'''

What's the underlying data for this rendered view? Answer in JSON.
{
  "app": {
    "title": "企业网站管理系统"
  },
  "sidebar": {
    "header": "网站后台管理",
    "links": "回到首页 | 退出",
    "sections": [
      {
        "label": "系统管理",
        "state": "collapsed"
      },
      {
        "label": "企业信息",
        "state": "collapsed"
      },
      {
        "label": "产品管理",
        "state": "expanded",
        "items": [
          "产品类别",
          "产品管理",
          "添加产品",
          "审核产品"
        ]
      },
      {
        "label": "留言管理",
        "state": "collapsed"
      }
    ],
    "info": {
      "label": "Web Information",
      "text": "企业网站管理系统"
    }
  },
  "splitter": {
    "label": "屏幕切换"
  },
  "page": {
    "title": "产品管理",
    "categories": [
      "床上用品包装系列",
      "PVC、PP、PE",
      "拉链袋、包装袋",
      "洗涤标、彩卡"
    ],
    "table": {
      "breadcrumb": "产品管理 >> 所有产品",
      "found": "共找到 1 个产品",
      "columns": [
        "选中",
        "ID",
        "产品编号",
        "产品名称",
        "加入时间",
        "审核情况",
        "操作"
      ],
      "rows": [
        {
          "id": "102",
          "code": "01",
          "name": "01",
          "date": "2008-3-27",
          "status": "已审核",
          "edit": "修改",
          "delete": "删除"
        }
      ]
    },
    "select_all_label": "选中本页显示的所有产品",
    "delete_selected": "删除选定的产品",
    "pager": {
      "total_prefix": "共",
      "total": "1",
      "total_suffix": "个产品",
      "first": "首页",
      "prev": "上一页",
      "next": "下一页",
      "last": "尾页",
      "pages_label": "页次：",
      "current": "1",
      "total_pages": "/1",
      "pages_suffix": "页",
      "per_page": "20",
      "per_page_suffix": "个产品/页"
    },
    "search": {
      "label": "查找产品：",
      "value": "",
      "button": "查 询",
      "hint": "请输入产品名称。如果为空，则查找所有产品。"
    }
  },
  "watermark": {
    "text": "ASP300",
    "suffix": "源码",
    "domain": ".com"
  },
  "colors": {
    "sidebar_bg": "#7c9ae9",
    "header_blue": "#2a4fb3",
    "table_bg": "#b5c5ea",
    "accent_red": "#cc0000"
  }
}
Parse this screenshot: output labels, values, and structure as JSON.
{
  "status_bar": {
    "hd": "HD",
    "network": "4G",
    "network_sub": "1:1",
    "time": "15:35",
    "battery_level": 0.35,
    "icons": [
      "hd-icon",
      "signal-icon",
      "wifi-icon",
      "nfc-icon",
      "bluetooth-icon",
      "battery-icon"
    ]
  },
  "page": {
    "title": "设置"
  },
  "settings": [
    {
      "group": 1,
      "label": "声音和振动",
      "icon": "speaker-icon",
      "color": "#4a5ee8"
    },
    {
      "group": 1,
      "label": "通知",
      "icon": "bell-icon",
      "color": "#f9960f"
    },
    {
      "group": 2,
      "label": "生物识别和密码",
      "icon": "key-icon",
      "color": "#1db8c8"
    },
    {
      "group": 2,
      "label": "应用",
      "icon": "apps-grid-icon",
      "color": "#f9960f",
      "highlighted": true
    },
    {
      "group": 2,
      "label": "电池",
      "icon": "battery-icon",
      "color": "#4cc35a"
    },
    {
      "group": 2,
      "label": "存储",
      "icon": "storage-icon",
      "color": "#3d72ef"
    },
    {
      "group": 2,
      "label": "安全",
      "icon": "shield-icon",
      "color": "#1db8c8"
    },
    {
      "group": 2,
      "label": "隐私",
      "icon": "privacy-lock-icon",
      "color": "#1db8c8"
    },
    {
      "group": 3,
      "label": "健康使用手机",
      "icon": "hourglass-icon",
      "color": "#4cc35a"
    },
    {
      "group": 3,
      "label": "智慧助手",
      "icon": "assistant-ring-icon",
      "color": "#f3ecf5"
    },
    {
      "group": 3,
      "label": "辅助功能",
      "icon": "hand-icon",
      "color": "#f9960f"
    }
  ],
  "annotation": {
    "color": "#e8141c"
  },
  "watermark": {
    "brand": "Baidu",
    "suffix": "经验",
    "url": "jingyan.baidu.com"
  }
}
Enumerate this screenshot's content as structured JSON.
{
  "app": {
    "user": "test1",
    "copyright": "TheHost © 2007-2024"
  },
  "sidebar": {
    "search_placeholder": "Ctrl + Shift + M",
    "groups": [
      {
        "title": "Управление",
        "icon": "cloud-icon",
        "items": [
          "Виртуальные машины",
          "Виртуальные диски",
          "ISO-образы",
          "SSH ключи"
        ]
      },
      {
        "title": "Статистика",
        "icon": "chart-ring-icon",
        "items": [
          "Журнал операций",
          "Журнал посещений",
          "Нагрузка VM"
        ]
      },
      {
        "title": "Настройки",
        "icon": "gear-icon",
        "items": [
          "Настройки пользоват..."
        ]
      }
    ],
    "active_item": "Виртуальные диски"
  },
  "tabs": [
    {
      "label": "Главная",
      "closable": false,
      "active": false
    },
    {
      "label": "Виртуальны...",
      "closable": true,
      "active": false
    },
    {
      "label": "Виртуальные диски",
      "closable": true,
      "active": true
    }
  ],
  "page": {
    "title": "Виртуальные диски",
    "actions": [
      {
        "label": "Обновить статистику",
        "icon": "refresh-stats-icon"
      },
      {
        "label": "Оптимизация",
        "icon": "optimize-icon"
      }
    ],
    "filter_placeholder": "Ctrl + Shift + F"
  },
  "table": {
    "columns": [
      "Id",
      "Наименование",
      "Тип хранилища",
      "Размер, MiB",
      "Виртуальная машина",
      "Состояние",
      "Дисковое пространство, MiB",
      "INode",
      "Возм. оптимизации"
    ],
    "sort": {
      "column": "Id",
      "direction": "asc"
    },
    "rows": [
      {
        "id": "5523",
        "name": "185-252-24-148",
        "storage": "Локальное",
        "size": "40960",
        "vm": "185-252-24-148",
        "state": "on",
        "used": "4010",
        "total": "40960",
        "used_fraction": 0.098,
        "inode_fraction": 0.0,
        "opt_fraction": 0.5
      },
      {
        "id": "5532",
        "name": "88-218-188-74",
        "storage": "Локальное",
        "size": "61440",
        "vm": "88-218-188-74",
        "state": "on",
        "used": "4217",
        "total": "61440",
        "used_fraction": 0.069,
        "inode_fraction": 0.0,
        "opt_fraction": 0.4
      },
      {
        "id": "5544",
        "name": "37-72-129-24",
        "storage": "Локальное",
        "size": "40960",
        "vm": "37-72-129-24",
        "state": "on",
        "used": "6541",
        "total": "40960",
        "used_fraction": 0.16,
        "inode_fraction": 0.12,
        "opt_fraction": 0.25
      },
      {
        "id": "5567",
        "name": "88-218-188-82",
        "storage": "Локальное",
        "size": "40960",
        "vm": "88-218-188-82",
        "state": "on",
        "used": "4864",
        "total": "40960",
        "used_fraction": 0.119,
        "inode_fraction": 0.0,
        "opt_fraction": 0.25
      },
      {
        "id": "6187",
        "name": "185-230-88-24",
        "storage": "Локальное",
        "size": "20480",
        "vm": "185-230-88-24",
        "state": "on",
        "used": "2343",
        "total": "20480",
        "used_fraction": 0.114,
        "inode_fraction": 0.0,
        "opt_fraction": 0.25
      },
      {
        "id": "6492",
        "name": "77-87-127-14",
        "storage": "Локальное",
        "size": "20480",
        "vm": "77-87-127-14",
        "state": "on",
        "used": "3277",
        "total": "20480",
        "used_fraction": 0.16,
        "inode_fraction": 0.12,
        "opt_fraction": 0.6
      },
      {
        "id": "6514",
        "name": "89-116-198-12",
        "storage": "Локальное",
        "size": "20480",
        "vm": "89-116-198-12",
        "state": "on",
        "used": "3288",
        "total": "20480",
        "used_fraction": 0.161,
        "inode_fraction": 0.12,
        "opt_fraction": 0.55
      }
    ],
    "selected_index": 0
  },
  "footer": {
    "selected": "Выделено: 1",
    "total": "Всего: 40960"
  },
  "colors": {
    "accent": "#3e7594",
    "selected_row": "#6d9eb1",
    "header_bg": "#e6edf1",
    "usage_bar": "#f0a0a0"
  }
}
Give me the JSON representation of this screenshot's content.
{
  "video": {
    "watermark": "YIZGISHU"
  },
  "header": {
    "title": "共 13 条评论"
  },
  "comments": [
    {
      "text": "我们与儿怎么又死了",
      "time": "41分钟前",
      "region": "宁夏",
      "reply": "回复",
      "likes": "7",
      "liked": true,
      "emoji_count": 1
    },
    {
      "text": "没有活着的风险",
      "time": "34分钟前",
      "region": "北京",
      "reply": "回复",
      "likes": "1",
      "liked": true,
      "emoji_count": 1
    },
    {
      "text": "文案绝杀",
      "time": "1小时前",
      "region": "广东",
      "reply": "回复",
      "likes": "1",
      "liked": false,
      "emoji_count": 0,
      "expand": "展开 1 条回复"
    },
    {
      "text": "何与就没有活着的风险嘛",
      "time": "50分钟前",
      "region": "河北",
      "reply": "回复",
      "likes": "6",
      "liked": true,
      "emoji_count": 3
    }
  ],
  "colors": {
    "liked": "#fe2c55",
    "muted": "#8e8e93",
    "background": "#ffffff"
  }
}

'''

Nothing but the lines from the one with "Give me the" through the last line should be repeated, each exactly as it stands.

Give me the JSON representation of this screenshot's content.
{
  "video": {
    "watermark": "YIZGISHU"
  },
  "header": {
    "title": "共 13 条评论"
  },
  "comments": [
    {
      "text": "我们与儿怎么又死了",
      "time": "41分钟前",
      "region": "宁夏",
      "reply": "回复",
      "likes": "7",
      "liked": true,
      "emoji_count": 1
    },
    {
      "text": "没有活着的风险",
      "time": "34分钟前",
      "region": "北京",
      "reply": "回复",
      "likes": "1",
      "liked": true,
      "emoji_count": 1
    },
    {
      "text": "文案绝杀",
      "time": "1小时前",
      "region": "广东",
      "reply": "回复",
      "likes": "1",
      "liked": false,
      "emoji_count": 0,
      "expand": "展开 1 条回复"
    },
    {
      "text": "何与就没有活着的风险嘛",
      "time": "50分钟前",
      "region": "河北",
      "reply": "回复",
      "likes": "6",
      "liked": true,
      "emoji_count": 3
    }
  ],
  "colors": {
    "liked": "#fe2c55",
    "muted": "#8e8e93",
    "background": "#ffffff"
  }
}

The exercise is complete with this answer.